━━ Provided data ━━
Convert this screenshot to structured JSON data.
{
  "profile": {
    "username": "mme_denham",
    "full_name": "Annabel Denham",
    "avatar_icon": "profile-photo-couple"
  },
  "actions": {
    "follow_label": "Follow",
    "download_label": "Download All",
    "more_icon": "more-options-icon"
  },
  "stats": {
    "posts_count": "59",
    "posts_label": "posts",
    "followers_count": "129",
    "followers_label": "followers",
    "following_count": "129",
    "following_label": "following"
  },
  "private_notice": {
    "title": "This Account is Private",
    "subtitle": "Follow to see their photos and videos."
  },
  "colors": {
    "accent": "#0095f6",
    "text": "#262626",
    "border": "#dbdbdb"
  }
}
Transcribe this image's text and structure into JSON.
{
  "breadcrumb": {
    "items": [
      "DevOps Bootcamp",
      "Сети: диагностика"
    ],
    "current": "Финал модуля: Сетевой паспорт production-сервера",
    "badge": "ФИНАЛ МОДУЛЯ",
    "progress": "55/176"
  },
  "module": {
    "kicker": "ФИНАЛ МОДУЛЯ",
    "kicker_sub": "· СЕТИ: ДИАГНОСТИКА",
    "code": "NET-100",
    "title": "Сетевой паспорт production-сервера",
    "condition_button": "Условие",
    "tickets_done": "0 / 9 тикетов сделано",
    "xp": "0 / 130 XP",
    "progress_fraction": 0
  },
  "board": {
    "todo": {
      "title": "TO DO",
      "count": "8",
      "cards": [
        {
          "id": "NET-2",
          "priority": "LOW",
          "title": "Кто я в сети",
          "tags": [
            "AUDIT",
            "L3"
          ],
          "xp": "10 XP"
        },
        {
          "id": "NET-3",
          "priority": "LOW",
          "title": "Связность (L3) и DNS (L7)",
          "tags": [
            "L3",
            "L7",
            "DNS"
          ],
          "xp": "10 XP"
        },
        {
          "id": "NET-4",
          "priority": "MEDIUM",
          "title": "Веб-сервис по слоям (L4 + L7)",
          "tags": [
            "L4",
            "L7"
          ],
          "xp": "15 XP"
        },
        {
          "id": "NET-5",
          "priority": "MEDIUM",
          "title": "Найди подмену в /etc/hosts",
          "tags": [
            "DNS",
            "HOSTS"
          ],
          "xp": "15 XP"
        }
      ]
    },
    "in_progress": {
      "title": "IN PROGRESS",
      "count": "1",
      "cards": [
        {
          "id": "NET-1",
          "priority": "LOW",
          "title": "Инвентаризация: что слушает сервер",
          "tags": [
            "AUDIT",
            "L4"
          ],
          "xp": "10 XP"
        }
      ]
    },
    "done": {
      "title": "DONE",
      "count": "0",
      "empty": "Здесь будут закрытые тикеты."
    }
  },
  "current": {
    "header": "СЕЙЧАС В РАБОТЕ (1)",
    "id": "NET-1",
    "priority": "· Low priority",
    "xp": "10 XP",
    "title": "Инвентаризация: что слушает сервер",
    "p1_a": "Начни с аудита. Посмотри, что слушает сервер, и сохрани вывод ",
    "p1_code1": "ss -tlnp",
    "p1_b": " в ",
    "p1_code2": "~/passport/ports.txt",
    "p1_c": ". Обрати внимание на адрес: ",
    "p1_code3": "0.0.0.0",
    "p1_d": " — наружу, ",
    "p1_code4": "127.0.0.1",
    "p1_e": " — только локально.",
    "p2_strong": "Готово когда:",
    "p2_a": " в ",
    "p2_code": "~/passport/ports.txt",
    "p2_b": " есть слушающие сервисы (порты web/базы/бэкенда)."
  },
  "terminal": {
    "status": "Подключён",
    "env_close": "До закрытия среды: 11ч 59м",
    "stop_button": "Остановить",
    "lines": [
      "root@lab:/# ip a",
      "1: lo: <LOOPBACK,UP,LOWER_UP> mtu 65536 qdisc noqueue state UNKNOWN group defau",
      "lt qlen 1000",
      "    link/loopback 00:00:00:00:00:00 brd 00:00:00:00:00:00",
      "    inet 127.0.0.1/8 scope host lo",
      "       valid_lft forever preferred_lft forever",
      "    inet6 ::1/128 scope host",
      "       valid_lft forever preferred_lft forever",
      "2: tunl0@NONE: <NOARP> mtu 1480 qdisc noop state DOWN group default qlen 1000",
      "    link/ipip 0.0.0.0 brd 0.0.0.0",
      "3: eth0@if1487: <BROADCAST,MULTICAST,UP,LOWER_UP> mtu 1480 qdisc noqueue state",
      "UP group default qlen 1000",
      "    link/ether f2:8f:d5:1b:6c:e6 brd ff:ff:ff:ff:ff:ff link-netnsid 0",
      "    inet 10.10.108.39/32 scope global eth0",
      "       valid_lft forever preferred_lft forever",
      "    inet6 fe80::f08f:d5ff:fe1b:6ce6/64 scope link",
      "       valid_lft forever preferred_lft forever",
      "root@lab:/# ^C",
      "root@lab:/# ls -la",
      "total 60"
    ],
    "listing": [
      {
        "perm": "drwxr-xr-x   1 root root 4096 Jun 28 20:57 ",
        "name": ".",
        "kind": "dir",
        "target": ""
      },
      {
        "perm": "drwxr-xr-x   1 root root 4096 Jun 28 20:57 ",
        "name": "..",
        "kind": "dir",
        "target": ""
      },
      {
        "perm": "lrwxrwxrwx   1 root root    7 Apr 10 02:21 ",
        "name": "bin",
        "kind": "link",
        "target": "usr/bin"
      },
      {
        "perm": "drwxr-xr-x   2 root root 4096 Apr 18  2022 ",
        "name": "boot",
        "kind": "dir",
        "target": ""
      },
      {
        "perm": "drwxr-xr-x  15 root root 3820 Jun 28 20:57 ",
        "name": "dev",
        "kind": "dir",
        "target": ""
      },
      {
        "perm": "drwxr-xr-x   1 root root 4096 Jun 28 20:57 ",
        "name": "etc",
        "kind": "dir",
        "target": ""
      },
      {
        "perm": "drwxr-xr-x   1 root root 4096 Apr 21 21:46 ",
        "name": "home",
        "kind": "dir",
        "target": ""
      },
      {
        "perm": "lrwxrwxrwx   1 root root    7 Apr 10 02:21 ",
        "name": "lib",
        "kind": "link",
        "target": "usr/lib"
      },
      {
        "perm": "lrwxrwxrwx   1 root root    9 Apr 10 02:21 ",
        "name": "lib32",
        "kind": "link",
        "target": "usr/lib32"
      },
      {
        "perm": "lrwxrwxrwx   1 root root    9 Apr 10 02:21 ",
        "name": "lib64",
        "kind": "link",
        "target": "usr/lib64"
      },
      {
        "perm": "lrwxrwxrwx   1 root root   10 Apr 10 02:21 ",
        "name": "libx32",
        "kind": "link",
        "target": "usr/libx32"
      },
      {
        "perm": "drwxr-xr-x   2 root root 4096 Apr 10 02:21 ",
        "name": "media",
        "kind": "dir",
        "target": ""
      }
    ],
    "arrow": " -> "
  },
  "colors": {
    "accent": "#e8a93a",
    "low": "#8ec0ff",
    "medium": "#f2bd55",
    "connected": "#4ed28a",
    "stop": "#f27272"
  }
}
━━━
● **Do this**:
The entries above should be repeated exactly, every one of them.

● **Task response**:
Convert this screenshot to structured JSON data.
{
  "profile": {
    "username": "mme_denham",
    "full_name": "Annabel Denham",
    "avatar_icon": "profile-photo-couple"
  },
  "actions": {
    "follow_label": "Follow",
    "download_label": "Download All",
    "more_icon": "more-options-icon"
  },
  "stats": {
    "posts_count": "59",
    "posts_label": "posts",
    "followers_count": "129",
    "followers_label": "followers",
    "following_count": "129",
    "following_label": "following"
  },
  "private_notice": {
    "title": "This Account is Private",
    "subtitle": "Follow to see their photos and videos."
  },
  "colors": {
    "accent": "#0095f6",
    "text": "#262626",
    "border": "#dbdbdb"
  }
}
Transcribe this image's text and structure into JSON.
{
  "breadcrumb": {
    "items": [
      "DevOps Bootcamp",
      "Сети: диагностика"
    ],
    "current": "Финал модуля: Сетевой паспорт production-сервера",
    "badge": "ФИНАЛ МОДУЛЯ",
    "progress": "55/176"
  },
  "module": {
    "kicker": "ФИНАЛ МОДУЛЯ",
    "kicker_sub": "· СЕТИ: ДИАГНОСТИКА",
    "code": "NET-100",
    "title": "Сетевой паспорт production-сервера",
    "condition_button": "Условие",
    "tickets_done": "0 / 9 тикетов сделано",
    "xp": "0 / 130 XP",
    "progress_fraction": 0
  },
  "board": {
    "todo": {
      "title": "TO DO",
      "count": "8",
      "cards": [
        {
          "id": "NET-2",
          "priority": "LOW",
          "title": "Кто я в сети",
          "tags": [
            "AUDIT",
            "L3"
          ],
          "xp": "10 XP"
        },
        {
          "id": "NET-3",
          "priority": "LOW",
          "title": "Связность (L3) и DNS (L7)",
          "tags": [
            "L3",
            "L7",
            "DNS"
          ],
          "xp": "10 XP"
        },
        {
          "id": "NET-4",
          "priority": "MEDIUM",
          "title": "Веб-сервис по слоям (L4 + L7)",
          "tags": [
            "L4",
            "L7"
          ],
          "xp": "15 XP"
        },
        {
          "id": "NET-5",
          "priority": "MEDIUM",
          "title": "Найди подмену в /etc/hosts",
          "tags": [
            "DNS",
            "HOSTS"
          ],
          "xp": "15 XP"
        }
      ]
    },
    "in_progress": {
      "title": "IN PROGRESS",
      "count": "1",
      "cards": [
        {
          "id": "NET-1",
          "priority": "LOW",
          "title": "Инвентаризация: что слушает сервер",
          "tags": [
            "AUDIT",
            "L4"
          ],
          "xp": "10 XP"
        }
      ]
    },
    "done": {
      "title": "DONE",
      "count": "0",
      "empty": "Здесь будут закрытые тикеты."
    }
  },
  "current": {
    "header": "СЕЙЧАС В РАБОТЕ (1)",
    "id": "NET-1",
    "priority": "· Low priority",
    "xp": "10 XP",
    "title": "Инвентаризация: что слушает сервер",
    "p1_a": "Начни с аудита. Посмотри, что слушает сервер, и сохрани вывод ",
    "p1_code1": "ss -tlnp",
    "p1_b": " в ",
    "p1_code2": "~/passport/ports.txt",
    "p1_c": ". Обрати внимание на адрес: ",
    "p1_code3": "0.0.0.0",
    "p1_d": " — наружу, ",
    "p1_code4": "127.0.0.1",
    "p1_e": " — только локально.",
    "p2_strong": "Готово когда:",
    "p2_a": " в ",
    "p2_code": "~/passport/ports.txt",
    "p2_b": " есть слушающие сервисы (порты web/базы/бэкенда)."
  },
  "terminal": {
    "status": "Подключён",
    "env_close": "До закрытия среды: 11ч 59м",
    "stop_button": "Остановить",
    "lines": [
      "root@lab:/# ip a",
      "1: lo: <LOOPBACK,UP,LOWER_UP> mtu 65536 qdisc noqueue state UNKNOWN group defau",
      "lt qlen 1000",
      "    link/loopback 00:00:00:00:00:00 brd 00:00:00:00:00:00",
      "    inet 127.0.0.1/8 scope host lo",
      "       valid_lft forever preferred_lft forever",
      "    inet6 ::1/128 scope host",
      "       valid_lft forever preferred_lft forever",
      "2: tunl0@NONE: <NOARP> mtu 1480 qdisc noop state DOWN group default qlen 1000",
      "    link/ipip 0.0.0.0 brd 0.0.0.0",
      "3: eth0@if1487: <BROADCAST,MULTICAST,UP,LOWER_UP> mtu 1480 qdisc noqueue state",
      "UP group default qlen 1000",
      "    link/ether f2:8f:d5:1b:6c:e6 brd ff:ff:ff:ff:ff:ff link-netnsid 0",
      "    inet 10.10.108.39/32 scope global eth0",
      "       valid_lft forever preferred_lft forever",
      "    inet6 fe80::f08f:d5ff:fe1b:6ce6/64 scope link",
      "       valid_lft forever preferred_lft forever",
      "root@lab:/# ^C",
      "root@lab:/# ls -la",
      "total 60"
    ],
    "listing": [
      {
        "perm": "drwxr-xr-x   1 root root 4096 Jun 28 20:57 ",
        "name": ".",
        "kind": "dir",
        "target": ""
      },
      {
        "perm": "drwxr-xr-x   1 root root 4096 Jun 28 20:57 ",
        "name": "..",
        "kind": "dir",
        "target": ""
      },
      {
        "perm": "lrwxrwxrwx   1 root root    7 Apr 10 02:21 ",
        "name": "bin",
        "kind": "link",
        "target": "usr/bin"
      },
      {
        "perm": "drwxr-xr-x   2 root root 4096 Apr 18  2022 ",
        "name": "boot",
        "kind": "dir",
        "target": ""
      },
      {
        "perm": "drwxr-xr-x  15 root root 3820 Jun 28 20:57 ",
        "name": "dev",
        "kind": "dir",
        "target": ""
      },
      {
        "perm": "drwxr-xr-x   1 root root 4096 Jun 28 20:57 ",
        "name": "etc",
        "kind": "dir",
        "target": ""
      },
      {
        "perm": "drwxr-xr-x   1 root root 4096 Apr 21 21:46 ",
        "name": "home",
        "kind": "dir",
        "target": ""
      },
      {
        "perm": "lrwxrwxrwx   1 root root    7 Apr 10 02:21 ",
        "name": "lib",
        "kind": "link",
        "target": "usr/lib"
      },
      {
        "perm": "lrwxrwxrwx   1 root root    9 Apr 10 02:21 ",
        "name": "lib32",
        "kind": "link",
        "target": "usr/lib32"
      },
      {
        "perm": "lrwxrwxrwx   1 root root    9 Apr 10 02:21 ",
        "name": "lib64",
        "kind": "link",
        "target": "usr/lib64"
      },
      {
        "perm": "lrwxrwxrwx   1 root root   10 Apr 10 02:21 ",
        "name": "libx32",
        "kind": "link",
        "target": "usr/libx32"
      },
      {
        "perm": "drwxr-xr-x   2 root root 4096 Apr 10 02:21 ",
        "name": "media",
        "kind": "dir",
        "target": ""
      }
    ],
    "arrow": " -> "
  },
  "colors": {
    "accent": "#e8a93a",
    "low": "#8ec0ff",
    "medium": "#f2bd55",
    "connected": "#4ed28a",
    "stop": "#f27272"
  }
}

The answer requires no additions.